» What you have to do
Give only the number of lines where "youth" occurs.

-- begin Stored records --

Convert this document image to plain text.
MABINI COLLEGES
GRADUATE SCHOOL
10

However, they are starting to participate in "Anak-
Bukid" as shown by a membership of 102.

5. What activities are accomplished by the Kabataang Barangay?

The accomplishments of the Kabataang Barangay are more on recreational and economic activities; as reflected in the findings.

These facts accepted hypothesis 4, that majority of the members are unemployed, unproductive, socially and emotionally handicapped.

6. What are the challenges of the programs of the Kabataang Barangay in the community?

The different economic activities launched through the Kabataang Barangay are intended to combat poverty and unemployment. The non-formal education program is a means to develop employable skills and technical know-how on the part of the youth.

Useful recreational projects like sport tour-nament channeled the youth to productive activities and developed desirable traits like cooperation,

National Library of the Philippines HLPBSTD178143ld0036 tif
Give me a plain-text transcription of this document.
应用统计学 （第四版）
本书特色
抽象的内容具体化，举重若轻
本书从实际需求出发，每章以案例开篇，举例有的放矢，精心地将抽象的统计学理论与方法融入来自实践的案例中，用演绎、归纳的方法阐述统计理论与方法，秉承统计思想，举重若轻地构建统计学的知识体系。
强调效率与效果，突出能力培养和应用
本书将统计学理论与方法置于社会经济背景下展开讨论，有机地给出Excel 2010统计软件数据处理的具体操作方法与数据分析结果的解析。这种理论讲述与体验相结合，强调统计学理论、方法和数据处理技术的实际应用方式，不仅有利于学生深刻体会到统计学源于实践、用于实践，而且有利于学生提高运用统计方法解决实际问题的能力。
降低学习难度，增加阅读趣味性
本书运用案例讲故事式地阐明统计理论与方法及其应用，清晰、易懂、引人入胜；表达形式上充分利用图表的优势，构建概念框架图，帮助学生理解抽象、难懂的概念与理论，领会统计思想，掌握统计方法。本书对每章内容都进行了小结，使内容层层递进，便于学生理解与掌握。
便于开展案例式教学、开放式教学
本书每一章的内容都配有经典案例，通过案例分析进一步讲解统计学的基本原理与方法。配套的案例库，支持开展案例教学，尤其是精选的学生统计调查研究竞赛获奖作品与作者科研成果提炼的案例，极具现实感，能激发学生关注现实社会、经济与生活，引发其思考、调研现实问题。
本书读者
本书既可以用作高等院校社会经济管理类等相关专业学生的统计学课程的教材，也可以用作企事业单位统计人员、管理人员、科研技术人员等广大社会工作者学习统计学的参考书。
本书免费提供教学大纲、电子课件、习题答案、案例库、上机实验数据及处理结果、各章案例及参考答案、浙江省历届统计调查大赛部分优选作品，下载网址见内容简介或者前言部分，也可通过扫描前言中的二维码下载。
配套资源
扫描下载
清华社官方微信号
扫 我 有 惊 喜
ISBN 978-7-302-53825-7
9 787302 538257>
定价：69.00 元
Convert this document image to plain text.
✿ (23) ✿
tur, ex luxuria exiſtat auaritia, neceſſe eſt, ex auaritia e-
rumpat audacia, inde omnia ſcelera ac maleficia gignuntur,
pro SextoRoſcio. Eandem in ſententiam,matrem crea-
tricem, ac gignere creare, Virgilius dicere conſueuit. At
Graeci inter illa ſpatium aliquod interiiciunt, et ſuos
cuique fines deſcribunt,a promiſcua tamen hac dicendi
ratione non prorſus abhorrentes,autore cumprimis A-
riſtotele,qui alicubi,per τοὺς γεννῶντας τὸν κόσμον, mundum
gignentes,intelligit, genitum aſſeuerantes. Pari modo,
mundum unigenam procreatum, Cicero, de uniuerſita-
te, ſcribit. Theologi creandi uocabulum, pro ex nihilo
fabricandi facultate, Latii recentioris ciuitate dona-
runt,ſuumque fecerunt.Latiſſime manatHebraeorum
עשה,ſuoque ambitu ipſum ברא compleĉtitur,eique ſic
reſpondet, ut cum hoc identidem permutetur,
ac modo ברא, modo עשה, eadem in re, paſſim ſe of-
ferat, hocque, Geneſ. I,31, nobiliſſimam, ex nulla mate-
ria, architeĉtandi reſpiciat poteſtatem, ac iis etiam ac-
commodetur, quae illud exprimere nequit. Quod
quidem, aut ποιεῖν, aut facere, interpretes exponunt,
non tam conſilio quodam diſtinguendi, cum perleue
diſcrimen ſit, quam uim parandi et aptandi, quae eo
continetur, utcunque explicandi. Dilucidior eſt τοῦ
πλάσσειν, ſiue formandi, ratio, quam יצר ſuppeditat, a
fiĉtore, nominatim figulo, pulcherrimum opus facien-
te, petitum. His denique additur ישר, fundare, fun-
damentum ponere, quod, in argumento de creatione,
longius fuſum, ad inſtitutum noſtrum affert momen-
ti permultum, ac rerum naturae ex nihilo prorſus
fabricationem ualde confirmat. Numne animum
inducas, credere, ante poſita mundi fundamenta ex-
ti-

-- end Stored records --

» Correct result
2